(Data listing)
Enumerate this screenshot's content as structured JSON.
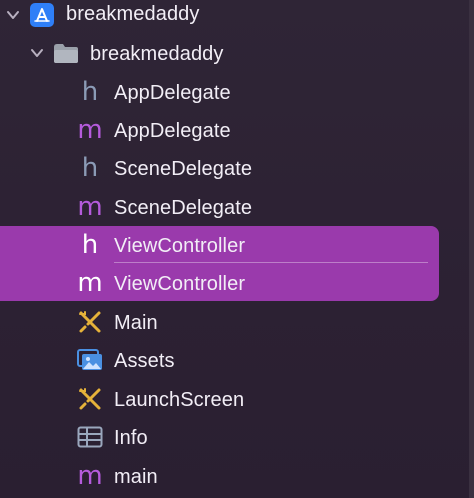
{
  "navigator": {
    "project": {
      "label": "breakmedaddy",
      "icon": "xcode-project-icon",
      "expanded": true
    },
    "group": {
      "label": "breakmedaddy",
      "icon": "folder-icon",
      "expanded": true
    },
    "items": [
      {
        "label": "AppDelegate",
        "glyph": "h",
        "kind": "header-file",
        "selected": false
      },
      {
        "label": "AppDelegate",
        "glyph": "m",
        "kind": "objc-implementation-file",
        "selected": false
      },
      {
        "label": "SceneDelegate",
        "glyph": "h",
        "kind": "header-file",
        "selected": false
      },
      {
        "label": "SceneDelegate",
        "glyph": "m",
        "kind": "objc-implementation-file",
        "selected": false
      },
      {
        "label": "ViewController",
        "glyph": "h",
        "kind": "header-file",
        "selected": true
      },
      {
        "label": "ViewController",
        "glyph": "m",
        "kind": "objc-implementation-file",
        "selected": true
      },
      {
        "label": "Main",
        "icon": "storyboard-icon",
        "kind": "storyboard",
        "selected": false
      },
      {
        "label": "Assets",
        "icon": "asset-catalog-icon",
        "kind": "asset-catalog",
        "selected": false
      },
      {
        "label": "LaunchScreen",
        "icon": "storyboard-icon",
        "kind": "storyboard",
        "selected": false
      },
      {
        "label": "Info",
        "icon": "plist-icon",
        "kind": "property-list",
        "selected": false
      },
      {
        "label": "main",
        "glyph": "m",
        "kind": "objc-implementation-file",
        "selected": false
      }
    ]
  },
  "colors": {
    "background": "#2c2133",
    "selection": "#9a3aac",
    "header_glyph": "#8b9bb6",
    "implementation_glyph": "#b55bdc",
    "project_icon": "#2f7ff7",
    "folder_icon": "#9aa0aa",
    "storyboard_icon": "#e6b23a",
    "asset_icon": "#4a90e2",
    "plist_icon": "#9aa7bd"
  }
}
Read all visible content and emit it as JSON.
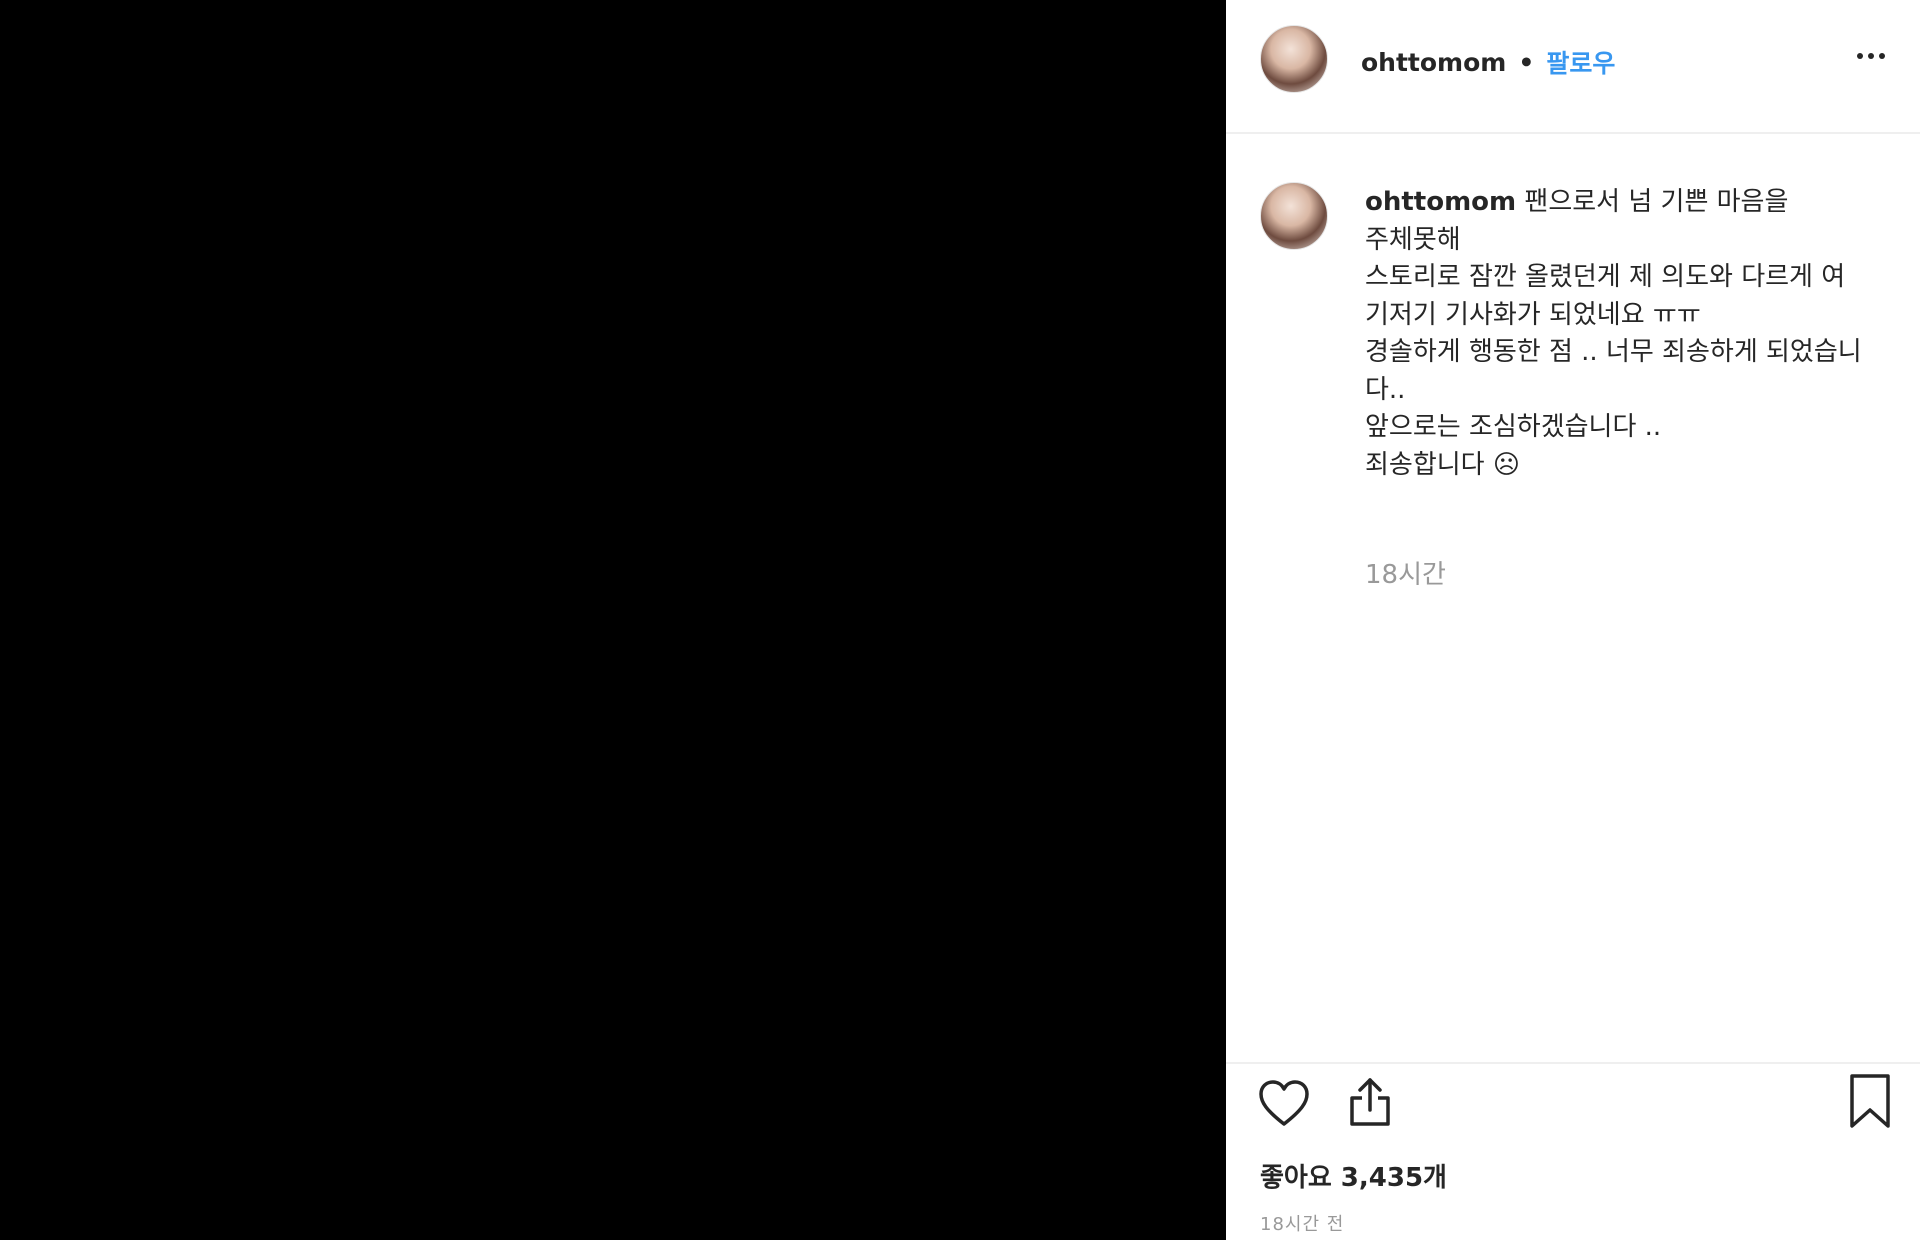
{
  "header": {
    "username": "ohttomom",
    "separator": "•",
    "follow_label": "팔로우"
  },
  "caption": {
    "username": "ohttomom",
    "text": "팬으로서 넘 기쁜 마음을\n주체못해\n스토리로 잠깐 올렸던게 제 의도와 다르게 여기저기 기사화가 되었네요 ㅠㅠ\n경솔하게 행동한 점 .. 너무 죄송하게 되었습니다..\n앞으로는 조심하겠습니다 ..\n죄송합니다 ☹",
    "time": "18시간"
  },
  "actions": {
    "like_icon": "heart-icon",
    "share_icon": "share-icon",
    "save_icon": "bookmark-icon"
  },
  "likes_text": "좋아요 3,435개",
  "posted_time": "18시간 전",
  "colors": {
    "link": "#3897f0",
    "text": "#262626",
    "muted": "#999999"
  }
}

▶ GIVEN TASK:
Begin with the line containing "Read all visible content and emit it as JSON." and end with the final line of the data, printing those lines exactly and only; pictures are left out.

▶ EXERCISE RESPONSE:
Read all visible content and emit it as JSON.
{
  "header": {
    "username": "ohttomom",
    "separator": "•",
    "follow_label": "팔로우"
  },
  "caption": {
    "username": "ohttomom",
    "text": "팬으로서 넘 기쁜 마음을\n주체못해\n스토리로 잠깐 올렸던게 제 의도와 다르게 여기저기 기사화가 되었네요 ㅠㅠ\n경솔하게 행동한 점 .. 너무 죄송하게 되었습니다..\n앞으로는 조심하겠습니다 ..\n죄송합니다 ☹",
    "time": "18시간"
  },
  "actions": {
    "like_icon": "heart-icon",
    "share_icon": "share-icon",
    "save_icon": "bookmark-icon"
  },
  "likes_text": "좋아요 3,435개",
  "posted_time": "18시간 전",
  "colors": {
    "link": "#3897f0",
    "text": "#262626",
    "muted": "#999999"
  }
}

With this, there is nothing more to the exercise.